SET PROBLEM:
Copy nothing but the text: reproduce each line of the listing exactly and leave the pictures out.

RECORDS PROVIDED:
* begin *

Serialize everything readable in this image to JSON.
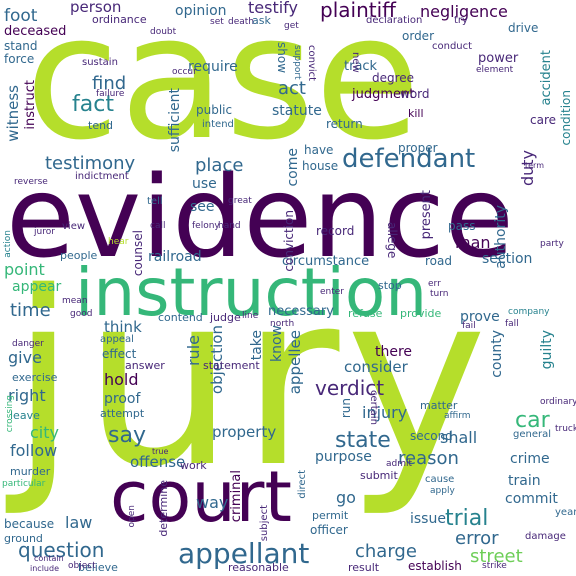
{
  "palette": {
    "dark_purple": "#440154",
    "indigo": "#482878",
    "blue": "#31688e",
    "teal": "#26828e",
    "green": "#35b779",
    "light_green": "#6ece58",
    "lime": "#b5de2b",
    "yellow": "#fde725"
  },
  "words": [
    "jury",
    "case",
    "evidence",
    "instruction",
    "court",
    "appellant",
    "defendant",
    "testimony",
    "question",
    "verdict",
    "state",
    "trial",
    "error",
    "charge",
    "street",
    "fact",
    "say",
    "plaintiff",
    "negligence",
    "person",
    "opinion",
    "testify",
    "foot",
    "ordinance",
    "deceased",
    "stand",
    "force",
    "sustain",
    "require",
    "find",
    "witness",
    "instruct",
    "act",
    "statute",
    "judgment",
    "track",
    "show",
    "convict",
    "support",
    "degree",
    "order",
    "drive",
    "accident",
    "care",
    "power",
    "element",
    "word",
    "kill",
    "return",
    "public",
    "intend",
    "submit",
    "place",
    "duty",
    "use",
    "see",
    "great",
    "tell",
    "man",
    "record",
    "railroad",
    "road",
    "section",
    "circumstance",
    "point",
    "appear",
    "time",
    "people",
    "counsel",
    "view",
    "necessary",
    "refuse",
    "provide",
    "stop",
    "give",
    "think",
    "hold",
    "proof",
    "right",
    "city",
    "follow",
    "law",
    "because",
    "ground",
    "include",
    "believe",
    "determine",
    "criminal",
    "subject",
    "direct",
    "permit",
    "officer",
    "issue",
    "reasonable",
    "result",
    "establish",
    "strike",
    "company",
    "car",
    "county",
    "guilty",
    "prove",
    "crime",
    "train",
    "commit",
    "general",
    "damage",
    "year",
    "reason",
    "shall",
    "injury",
    "consider",
    "there",
    "property",
    "purpose",
    "offense",
    "work",
    "way",
    "go",
    "rule",
    "objection",
    "appellee",
    "take",
    "know",
    "contend",
    "judge",
    "statement",
    "answer",
    "effect",
    "appeal",
    "exercise",
    "murder",
    "leave",
    "attempt",
    "matter",
    "second",
    "affirm",
    "run",
    "house",
    "come",
    "have",
    "conviction",
    "allege",
    "pass",
    "authority",
    "present",
    "proper",
    "condition",
    "term",
    "certain",
    "ordinary",
    "truck",
    "apply",
    "cause",
    "mean",
    "good",
    "object",
    "danger",
    "crossing",
    "particular",
    "hear",
    "action",
    "juror",
    "reverse",
    "indictment",
    "tend",
    "failure",
    "occur",
    "doubt",
    "set",
    "death",
    "declaration",
    "conduct",
    "try",
    "new",
    "call",
    "line",
    "north",
    "felony",
    "hand",
    "sufficient",
    "fail",
    "fall",
    "enter",
    "turn",
    "err",
    "admit",
    "true",
    "open",
    "contain",
    "get",
    "ask",
    "party"
  ]
}
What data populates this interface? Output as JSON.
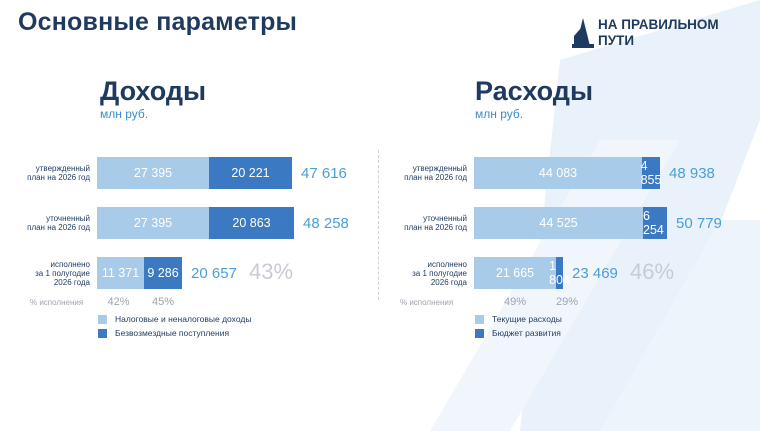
{
  "header": {
    "title": "Основные параметры",
    "logo_line1": "НА ПРАВИЛЬНОМ",
    "logo_line2": "ПУТИ"
  },
  "chart_data": [
    {
      "type": "bar",
      "orientation": "horizontal",
      "stacked": true,
      "title": "Доходы",
      "subtitle": "млн руб.",
      "categories": [
        "утвержденный план на 2026 год",
        "уточненный план на 2026 год",
        "исполнено за 1 полугодие 2026 года"
      ],
      "series": [
        {
          "name": "Налоговые и неналоговые доходы",
          "values": [
            27395,
            27395,
            11371
          ],
          "color": "#a8cbea"
        },
        {
          "name": "Безвозмездные поступления",
          "values": [
            20221,
            20863,
            9286
          ],
          "color": "#3b79c3"
        }
      ],
      "labels": {
        "rows": [
          {
            "label": "утвержденный\nплан на 2026 год",
            "values": [
              "27 395",
              "20 221"
            ],
            "total": "47 616"
          },
          {
            "label": "уточненный\nплан на 2026 год",
            "values": [
              "27 395",
              "20 863"
            ],
            "total": "48 258"
          },
          {
            "label": "исполнено\nза 1 полугодие\n2026 года",
            "values": [
              "11 371",
              "9 286"
            ],
            "total": "20 657",
            "total_pct": "43%"
          }
        ],
        "pct_label": "% исполнения",
        "series_pct": [
          "42%",
          "45%"
        ]
      },
      "legend_position": "bottom-left"
    },
    {
      "type": "bar",
      "orientation": "horizontal",
      "stacked": true,
      "title": "Расходы",
      "subtitle": "млн руб.",
      "categories": [
        "утвержденный план на 2026 год",
        "уточненный план на 2026 год",
        "исполнено за 1 полугодие 2026 года"
      ],
      "series": [
        {
          "name": "Текущие расходы",
          "values": [
            44083,
            44525,
            21665
          ],
          "color": "#a8cbea"
        },
        {
          "name": "Бюджет развития",
          "values": [
            4855,
            6254,
            1804
          ],
          "color": "#3b79c3"
        }
      ],
      "labels": {
        "rows": [
          {
            "label": "утвержденный\nплан на 2026 год",
            "values": [
              "44 083",
              "4 855"
            ],
            "total": "48 938"
          },
          {
            "label": "уточненный\nплан на 2026 год",
            "values": [
              "44 525",
              "6 254"
            ],
            "total": "50 779"
          },
          {
            "label": "исполнено\nза 1 полугодие\n2026 года",
            "values": [
              "21 665",
              "1 804"
            ],
            "total": "23 469",
            "total_pct": "46%"
          }
        ],
        "pct_label": "% исполнения",
        "series_pct": [
          "49%",
          "29%"
        ]
      },
      "legend_position": "bottom-left"
    }
  ]
}
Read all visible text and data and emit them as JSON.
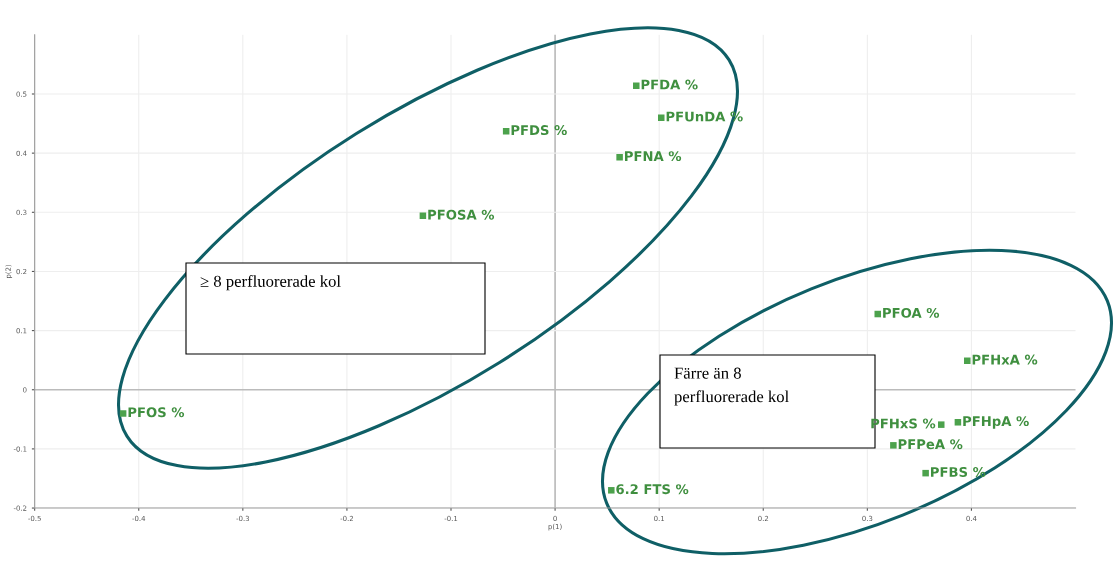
{
  "chart_data": {
    "type": "scatter",
    "xlabel": "p(1)",
    "ylabel": "p(2)",
    "series": [
      {
        "color": "#4ca24c",
        "x": [
          0.078,
          0.102,
          -0.047,
          0.062,
          -0.127,
          0.31,
          0.396,
          0.371,
          0.387,
          0.325,
          0.356,
          0.054,
          -0.415
        ],
        "values": [
          0.514,
          0.46,
          0.437,
          0.393,
          0.294,
          0.128,
          0.049,
          -0.059,
          -0.055,
          -0.094,
          -0.141,
          -0.17,
          -0.04
        ]
      }
    ],
    "marker": "square",
    "grid": true,
    "xlim": [
      -0.5,
      0.5
    ],
    "ylim": [
      -0.2,
      0.6
    ],
    "xticks": [
      -0.5,
      -0.4,
      -0.3,
      -0.2,
      -0.1,
      0,
      0.1,
      0.2,
      0.3,
      0.4
    ],
    "yticks": [
      -0.2,
      -0.1,
      0,
      0.1,
      0.2,
      0.3,
      0.4,
      0.5
    ],
    "annotations": [
      {
        "text": "PFDA %",
        "x": 0.078,
        "y": 0.514
      },
      {
        "text": "PFUnDA %",
        "x": 0.102,
        "y": 0.46
      },
      {
        "text": "PFDS %",
        "x": -0.047,
        "y": 0.437
      },
      {
        "text": "PFNA %",
        "x": 0.062,
        "y": 0.393
      },
      {
        "text": "PFOSA %",
        "x": -0.127,
        "y": 0.294
      },
      {
        "text": "PFOA %",
        "x": 0.31,
        "y": 0.128
      },
      {
        "text": "PFHxA %",
        "x": 0.396,
        "y": 0.049
      },
      {
        "text": "PFHxS %",
        "x": 0.371,
        "y": -0.059
      },
      {
        "text": "PFHpA %",
        "x": 0.387,
        "y": -0.055
      },
      {
        "text": "PFPeA %",
        "x": 0.325,
        "y": -0.094
      },
      {
        "text": "PFBS %",
        "x": 0.356,
        "y": -0.141
      },
      {
        "text": "6.2 FTS %",
        "x": 0.054,
        "y": -0.17
      },
      {
        "text": "PFOS %",
        "x": -0.415,
        "y": -0.04
      },
      "≥ 8 perfluorerade kol",
      "Färre än 8\nperfluorerade kol"
    ]
  }
}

* end *

EXPECTED ANSWER:
Serialize everything readable in this image to JSON.
{
  "palette": {
    "dark_purple": "#440154",
    "indigo": "#482878",
    "blue": "#31688e",
    "teal": "#26828e",
    "green": "#35b779",
    "light_green": "#6ece58",
    "lime": "#b5de2b",
    "yellow": "#fde725"
  },
  "words": [
    "jury",
    "case",
    "evidence",
    "instruction",
    "court",
    "appellant",
    "defendant",
    "testimony",
    "question",
    "verdict",
    "state",
    "trial",
    "error",
    "charge",
    "street",
    "fact",
    "say",
    "plaintiff",
    "negligence",
    "person",
    "opinion",
    "testify",
    "foot",
    "ordinance",
    "deceased",
    "stand",
    "force",
    "sustain",
    "require",
    "find",
    "witness",
    "instruct",
    "act",
    "statute",
    "judgment",
    "track",
    "show",
    "convict",
    "support",
    "degree",
    "order",
    "drive",
    "accident",
    "care",
    "power",
    "element",
    "word",
    "kill",
    "return",
    "public",
    "intend",
    "submit",
    "place",
    "duty",
    "use",
    "see",
    "great",
    "tell",
    "man",
    "record",
    "railroad",
    "road",
    "section",
    "circumstance",
    "point",
    "appear",
    "time",
    "people",
    "counsel",
    "view",
    "necessary",
    "refuse",
    "provide",
    "stop",
    "give",
    "think",
    "hold",
    "proof",
    "right",
    "city",
    "follow",
    "law",
    "because",
    "ground",
    "include",
    "believe",
    "determine",
    "criminal",
    "subject",
    "direct",
    "permit",
    "officer",
    "issue",
    "reasonable",
    "result",
    "establish",
    "strike",
    "company",
    "car",
    "county",
    "guilty",
    "prove",
    "crime",
    "train",
    "commit",
    "general",
    "damage",
    "year",
    "reason",
    "shall",
    "injury",
    "consider",
    "there",
    "property",
    "purpose",
    "offense",
    "work",
    "way",
    "go",
    "rule",
    "objection",
    "appellee",
    "take",
    "know",
    "contend",
    "judge",
    "statement",
    "answer",
    "effect",
    "appeal",
    "exercise",
    "murder",
    "leave",
    "attempt",
    "matter",
    "second",
    "affirm",
    "run",
    "house",
    "come",
    "have",
    "conviction",
    "allege",
    "pass",
    "authority",
    "present",
    "proper",
    "condition",
    "term",
    "certain",
    "ordinary",
    "truck",
    "apply",
    "cause",
    "mean",
    "good",
    "object",
    "danger",
    "crossing",
    "particular",
    "hear",
    "action",
    "juror",
    "reverse",
    "indictment",
    "tend",
    "failure",
    "occur",
    "doubt",
    "set",
    "death",
    "declaration",
    "conduct",
    "try",
    "new",
    "call",
    "line",
    "north",
    "felony",
    "hand",
    "sufficient",
    "fail",
    "fall",
    "enter",
    "turn",
    "err",
    "admit",
    "true",
    "open",
    "contain",
    "get",
    "ask",
    "party"
  ]
}
What data populates this interface? Output as JSON.
{
  "header": {
    "title": "Основные параметры",
    "logo_line1": "НА ПРАВИЛЬНОМ",
    "logo_line2": "ПУТИ"
  },
  "chart_data": [
    {
      "type": "bar",
      "orientation": "horizontal",
      "stacked": true,
      "title": "Доходы",
      "subtitle": "млн руб.",
      "categories": [
        "утвержденный план на 2026 год",
        "уточненный план на 2026 год",
        "исполнено за 1 полугодие 2026 года"
      ],
      "series": [
        {
          "name": "Налоговые и неналоговые доходы",
          "values": [
            27395,
            27395,
            11371
          ],
          "color": "#a8cbea"
        },
        {
          "name": "Безвозмездные поступления",
          "values": [
            20221,
            20863,
            9286
          ],
          "color": "#3b79c3"
        }
      ],
      "labels": {
        "rows": [
          {
            "label": "утвержденный\nплан на 2026 год",
            "values": [
              "27 395",
              "20 221"
            ],
            "total": "47 616"
          },
          {
            "label": "уточненный\nплан на 2026 год",
            "values": [
              "27 395",
              "20 863"
            ],
            "total": "48 258"
          },
          {
            "label": "исполнено\nза 1 полугодие\n2026 года",
            "values": [
              "11 371",
              "9 286"
            ],
            "total": "20 657",
            "total_pct": "43%"
          }
        ],
        "pct_label": "% исполнения",
        "series_pct": [
          "42%",
          "45%"
        ]
      },
      "legend_position": "bottom-left"
    },
    {
      "type": "bar",
      "orientation": "horizontal",
      "stacked": true,
      "title": "Расходы",
      "subtitle": "млн руб.",
      "categories": [
        "утвержденный план на 2026 год",
        "уточненный план на 2026 год",
        "исполнено за 1 полугодие 2026 года"
      ],
      "series": [
        {
          "name": "Текущие расходы",
          "values": [
            44083,
            44525,
            21665
          ],
          "color": "#a8cbea"
        },
        {
          "name": "Бюджет развития",
          "values": [
            4855,
            6254,
            1804
          ],
          "color": "#3b79c3"
        }
      ],
      "labels": {
        "rows": [
          {
            "label": "утвержденный\nплан на 2026 год",
            "values": [
              "44 083",
              "4 855"
            ],
            "total": "48 938"
          },
          {
            "label": "уточненный\nплан на 2026 год",
            "values": [
              "44 525",
              "6 254"
            ],
            "total": "50 779"
          },
          {
            "label": "исполнено\nза 1 полугодие\n2026 года",
            "values": [
              "21 665",
              "1 804"
            ],
            "total": "23 469",
            "total_pct": "46%"
          }
        ],
        "pct_label": "% исполнения",
        "series_pct": [
          "49%",
          "29%"
        ]
      },
      "legend_position": "bottom-left"
    }
  ]
}
Read all visible text and data and emit them as JSON.
{
  "chart_data": {
    "type": "scatter",
    "xlabel": "p(1)",
    "ylabel": "p(2)",
    "series": [
      {
        "color": "#4ca24c",
        "x": [
          0.078,
          0.102,
          -0.047,
          0.062,
          -0.127,
          0.31,
          0.396,
          0.371,
          0.387,
          0.325,
          0.356,
          0.054,
          -0.415
        ],
        "values": [
          0.514,
          0.46,
          0.437,
          0.393,
          0.294,
          0.128,
          0.049,
          -0.059,
          -0.055,
          -0.094,
          -0.141,
          -0.17,
          -0.04
        ]
      }
    ],
    "marker": "square",
    "grid": true,
    "xlim": [
      -0.5,
      0.5
    ],
    "ylim": [
      -0.2,
      0.6
    ],
    "xticks": [
      -0.5,
      -0.4,
      -0.3,
      -0.2,
      -0.1,
      0,
      0.1,
      0.2,
      0.3,
      0.4
    ],
    "yticks": [
      -0.2,
      -0.1,
      0,
      0.1,
      0.2,
      0.3,
      0.4,
      0.5
    ],
    "annotations": [
      {
        "text": "PFDA %",
        "x": 0.078,
        "y": 0.514
      },
      {
        "text": "PFUnDA %",
        "x": 0.102,
        "y": 0.46
      },
      {
        "text": "PFDS %",
        "x": -0.047,
        "y": 0.437
      },
      {
        "text": "PFNA %",
        "x": 0.062,
        "y": 0.393
      },
      {
        "text": "PFOSA %",
        "x": -0.127,
        "y": 0.294
      },
      {
        "text": "PFOA %",
        "x": 0.31,
        "y": 0.128
      },
      {
        "text": "PFHxA %",
        "x": 0.396,
        "y": 0.049
      },
      {
        "text": "PFHxS %",
        "x": 0.371,
        "y": -0.059
      },
      {
        "text": "PFHpA %",
        "x": 0.387,
        "y": -0.055
      },
      {
        "text": "PFPeA %",
        "x": 0.325,
        "y": -0.094
      },
      {
        "text": "PFBS %",
        "x": 0.356,
        "y": -0.141
      },
      {
        "text": "6.2 FTS %",
        "x": 0.054,
        "y": -0.17
      },
      {
        "text": "PFOS %",
        "x": -0.415,
        "y": -0.04
      },
      "≥ 8 perfluorerade kol",
      "Färre än 8\nperfluorerade kol"
    ]
  }
}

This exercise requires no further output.